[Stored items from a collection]
____________

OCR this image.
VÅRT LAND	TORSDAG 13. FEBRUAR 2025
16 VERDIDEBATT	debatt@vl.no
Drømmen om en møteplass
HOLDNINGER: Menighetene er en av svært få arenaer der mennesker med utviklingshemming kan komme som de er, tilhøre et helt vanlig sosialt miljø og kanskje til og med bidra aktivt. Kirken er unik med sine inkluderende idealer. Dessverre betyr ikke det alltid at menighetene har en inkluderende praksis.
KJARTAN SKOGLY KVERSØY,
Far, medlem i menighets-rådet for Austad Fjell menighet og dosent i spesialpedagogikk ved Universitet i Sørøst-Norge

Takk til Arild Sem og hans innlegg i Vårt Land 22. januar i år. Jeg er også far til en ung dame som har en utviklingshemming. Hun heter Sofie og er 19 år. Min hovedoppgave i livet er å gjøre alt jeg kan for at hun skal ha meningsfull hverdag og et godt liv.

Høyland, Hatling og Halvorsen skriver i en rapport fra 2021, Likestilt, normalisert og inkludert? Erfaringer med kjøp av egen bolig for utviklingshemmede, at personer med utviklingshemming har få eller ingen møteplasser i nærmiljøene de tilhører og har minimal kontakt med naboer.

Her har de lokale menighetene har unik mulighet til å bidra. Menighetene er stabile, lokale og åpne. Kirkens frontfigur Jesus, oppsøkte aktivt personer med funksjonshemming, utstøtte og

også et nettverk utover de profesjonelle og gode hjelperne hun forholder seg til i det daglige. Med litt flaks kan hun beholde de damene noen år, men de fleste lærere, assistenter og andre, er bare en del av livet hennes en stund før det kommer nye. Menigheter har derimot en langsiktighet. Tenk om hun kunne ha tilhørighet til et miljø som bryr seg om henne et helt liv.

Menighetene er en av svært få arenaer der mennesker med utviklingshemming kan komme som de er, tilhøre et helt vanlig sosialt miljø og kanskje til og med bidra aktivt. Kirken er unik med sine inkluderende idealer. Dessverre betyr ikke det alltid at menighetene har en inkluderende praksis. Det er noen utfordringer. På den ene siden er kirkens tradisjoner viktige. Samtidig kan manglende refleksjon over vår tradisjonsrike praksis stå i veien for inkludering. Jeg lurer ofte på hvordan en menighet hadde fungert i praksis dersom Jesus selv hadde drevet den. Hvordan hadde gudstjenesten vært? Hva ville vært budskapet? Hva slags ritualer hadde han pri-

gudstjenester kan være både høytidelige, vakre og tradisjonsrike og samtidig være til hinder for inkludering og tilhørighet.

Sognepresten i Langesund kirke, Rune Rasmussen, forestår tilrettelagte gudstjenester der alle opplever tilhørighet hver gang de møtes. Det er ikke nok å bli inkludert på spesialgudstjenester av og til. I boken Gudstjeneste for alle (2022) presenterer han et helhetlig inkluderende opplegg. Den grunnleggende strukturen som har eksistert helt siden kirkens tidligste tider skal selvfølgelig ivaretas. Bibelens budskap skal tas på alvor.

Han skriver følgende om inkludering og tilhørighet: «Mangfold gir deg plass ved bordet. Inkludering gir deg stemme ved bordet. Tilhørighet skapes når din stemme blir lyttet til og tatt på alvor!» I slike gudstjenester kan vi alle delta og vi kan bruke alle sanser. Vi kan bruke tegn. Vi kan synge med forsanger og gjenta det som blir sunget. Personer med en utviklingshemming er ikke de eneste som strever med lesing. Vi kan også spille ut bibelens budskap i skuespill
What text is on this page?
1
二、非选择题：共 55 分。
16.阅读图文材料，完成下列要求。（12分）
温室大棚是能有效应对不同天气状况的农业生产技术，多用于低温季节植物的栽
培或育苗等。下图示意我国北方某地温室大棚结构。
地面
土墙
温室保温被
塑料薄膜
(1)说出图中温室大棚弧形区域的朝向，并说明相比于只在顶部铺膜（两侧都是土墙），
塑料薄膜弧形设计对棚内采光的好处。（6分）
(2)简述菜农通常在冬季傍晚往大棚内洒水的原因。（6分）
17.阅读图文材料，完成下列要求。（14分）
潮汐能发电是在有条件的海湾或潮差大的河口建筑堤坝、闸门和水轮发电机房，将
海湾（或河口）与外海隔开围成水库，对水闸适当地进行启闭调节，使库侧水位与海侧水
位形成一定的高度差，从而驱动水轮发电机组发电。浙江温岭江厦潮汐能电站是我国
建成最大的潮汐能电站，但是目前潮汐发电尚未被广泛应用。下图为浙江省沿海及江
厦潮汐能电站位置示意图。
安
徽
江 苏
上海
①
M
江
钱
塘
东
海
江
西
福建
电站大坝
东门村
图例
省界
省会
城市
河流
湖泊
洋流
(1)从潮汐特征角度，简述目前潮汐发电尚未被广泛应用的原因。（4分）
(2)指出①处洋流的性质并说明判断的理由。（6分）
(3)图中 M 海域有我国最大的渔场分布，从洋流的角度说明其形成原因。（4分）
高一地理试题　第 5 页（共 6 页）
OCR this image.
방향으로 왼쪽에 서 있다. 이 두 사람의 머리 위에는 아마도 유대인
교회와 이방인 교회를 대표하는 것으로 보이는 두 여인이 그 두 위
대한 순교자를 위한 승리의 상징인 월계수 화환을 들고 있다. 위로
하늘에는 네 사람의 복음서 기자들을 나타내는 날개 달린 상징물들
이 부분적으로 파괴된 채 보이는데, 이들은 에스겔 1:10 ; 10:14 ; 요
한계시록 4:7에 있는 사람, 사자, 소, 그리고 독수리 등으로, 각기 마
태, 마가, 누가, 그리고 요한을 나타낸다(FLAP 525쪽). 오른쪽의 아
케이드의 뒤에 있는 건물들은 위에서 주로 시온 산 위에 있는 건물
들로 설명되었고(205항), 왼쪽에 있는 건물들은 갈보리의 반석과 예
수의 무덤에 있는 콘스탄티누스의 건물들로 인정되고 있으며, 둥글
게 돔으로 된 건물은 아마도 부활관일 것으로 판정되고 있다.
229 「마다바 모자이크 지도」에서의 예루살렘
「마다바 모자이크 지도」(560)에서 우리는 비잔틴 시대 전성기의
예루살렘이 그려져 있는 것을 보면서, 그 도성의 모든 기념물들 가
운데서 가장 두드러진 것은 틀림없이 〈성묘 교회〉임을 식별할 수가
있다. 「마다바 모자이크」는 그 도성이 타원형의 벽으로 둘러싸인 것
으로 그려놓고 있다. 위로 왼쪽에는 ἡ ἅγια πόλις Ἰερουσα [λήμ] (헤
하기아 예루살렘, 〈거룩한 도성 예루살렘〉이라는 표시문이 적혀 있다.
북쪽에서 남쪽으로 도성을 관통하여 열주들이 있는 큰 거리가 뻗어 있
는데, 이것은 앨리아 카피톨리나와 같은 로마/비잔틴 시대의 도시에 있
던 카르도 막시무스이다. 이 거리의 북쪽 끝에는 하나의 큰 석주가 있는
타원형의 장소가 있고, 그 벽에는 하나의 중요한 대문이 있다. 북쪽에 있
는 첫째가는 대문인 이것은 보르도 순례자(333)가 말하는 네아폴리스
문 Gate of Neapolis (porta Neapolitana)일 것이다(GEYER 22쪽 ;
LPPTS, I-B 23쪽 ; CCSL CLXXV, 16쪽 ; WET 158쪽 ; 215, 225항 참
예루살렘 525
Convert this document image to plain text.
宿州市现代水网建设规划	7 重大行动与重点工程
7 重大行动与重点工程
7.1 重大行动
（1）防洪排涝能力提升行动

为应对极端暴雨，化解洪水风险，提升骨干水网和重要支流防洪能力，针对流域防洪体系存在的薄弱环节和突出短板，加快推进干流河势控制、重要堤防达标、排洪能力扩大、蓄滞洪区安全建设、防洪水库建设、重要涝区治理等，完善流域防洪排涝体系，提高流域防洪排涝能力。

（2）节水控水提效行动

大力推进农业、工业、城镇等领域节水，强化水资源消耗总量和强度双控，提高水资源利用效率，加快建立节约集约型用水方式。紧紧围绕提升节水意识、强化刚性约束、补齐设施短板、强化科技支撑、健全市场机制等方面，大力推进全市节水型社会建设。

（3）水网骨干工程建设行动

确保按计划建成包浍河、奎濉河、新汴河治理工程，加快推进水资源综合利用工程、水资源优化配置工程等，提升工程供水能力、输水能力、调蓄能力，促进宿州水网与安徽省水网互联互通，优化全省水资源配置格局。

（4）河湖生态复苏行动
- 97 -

____________

TASK DIRECTIONS: Find every line with "阅读图文材料" in the listing and state how many there are, nothing else.

TASK SOLUTION: 2